## PROBLEM STATEMENT:
Reproduce the listing below in full and without alteration, apart from its pictures.

[Source records]
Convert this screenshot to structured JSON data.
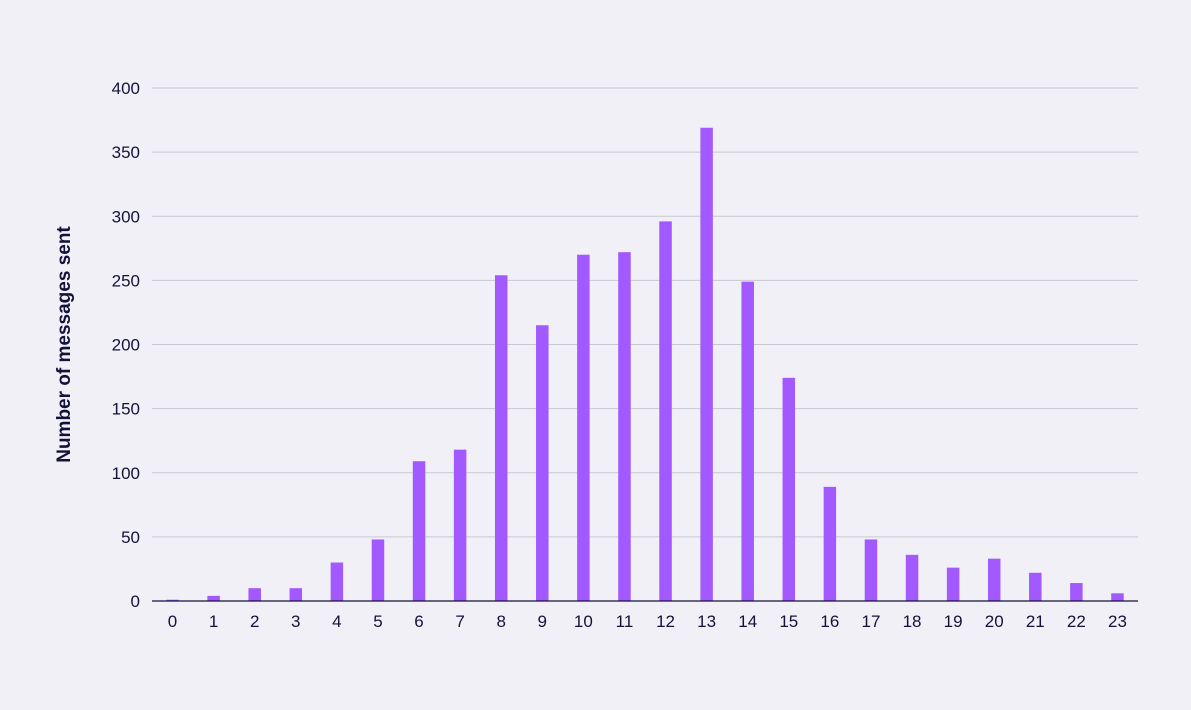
{
  "chart_data": {
    "type": "bar",
    "title": "",
    "xlabel": "",
    "ylabel": "Number of messages sent",
    "categories": [
      "0",
      "1",
      "2",
      "3",
      "4",
      "5",
      "6",
      "7",
      "8",
      "9",
      "10",
      "11",
      "12",
      "13",
      "14",
      "15",
      "16",
      "17",
      "18",
      "19",
      "20",
      "21",
      "22",
      "23"
    ],
    "values": [
      1,
      4,
      10,
      10,
      30,
      48,
      109,
      118,
      254,
      215,
      270,
      272,
      296,
      369,
      249,
      174,
      89,
      48,
      36,
      26,
      33,
      22,
      14,
      6
    ],
    "ylim": [
      0,
      400
    ],
    "yticks": [
      0,
      50,
      100,
      150,
      200,
      250,
      300,
      350,
      400
    ],
    "grid": true,
    "legend": "none",
    "colors": {
      "bar": "#a259ff",
      "grid": "#c9c8d2",
      "axis": "#14123a",
      "text": "#14123a",
      "background": "#f1f0f6"
    }
  }
}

## REPLY:
Convert this screenshot to structured JSON data.
{
  "chart_data": {
    "type": "bar",
    "title": "",
    "xlabel": "",
    "ylabel": "Number of messages sent",
    "categories": [
      "0",
      "1",
      "2",
      "3",
      "4",
      "5",
      "6",
      "7",
      "8",
      "9",
      "10",
      "11",
      "12",
      "13",
      "14",
      "15",
      "16",
      "17",
      "18",
      "19",
      "20",
      "21",
      "22",
      "23"
    ],
    "values": [
      1,
      4,
      10,
      10,
      30,
      48,
      109,
      118,
      254,
      215,
      270,
      272,
      296,
      369,
      249,
      174,
      89,
      48,
      36,
      26,
      33,
      22,
      14,
      6
    ],
    "ylim": [
      0,
      400
    ],
    "yticks": [
      0,
      50,
      100,
      150,
      200,
      250,
      300,
      350,
      400
    ],
    "grid": true,
    "legend": "none",
    "colors": {
      "bar": "#a259ff",
      "grid": "#c9c8d2",
      "axis": "#14123a",
      "text": "#14123a",
      "background": "#f1f0f6"
    }
  }
}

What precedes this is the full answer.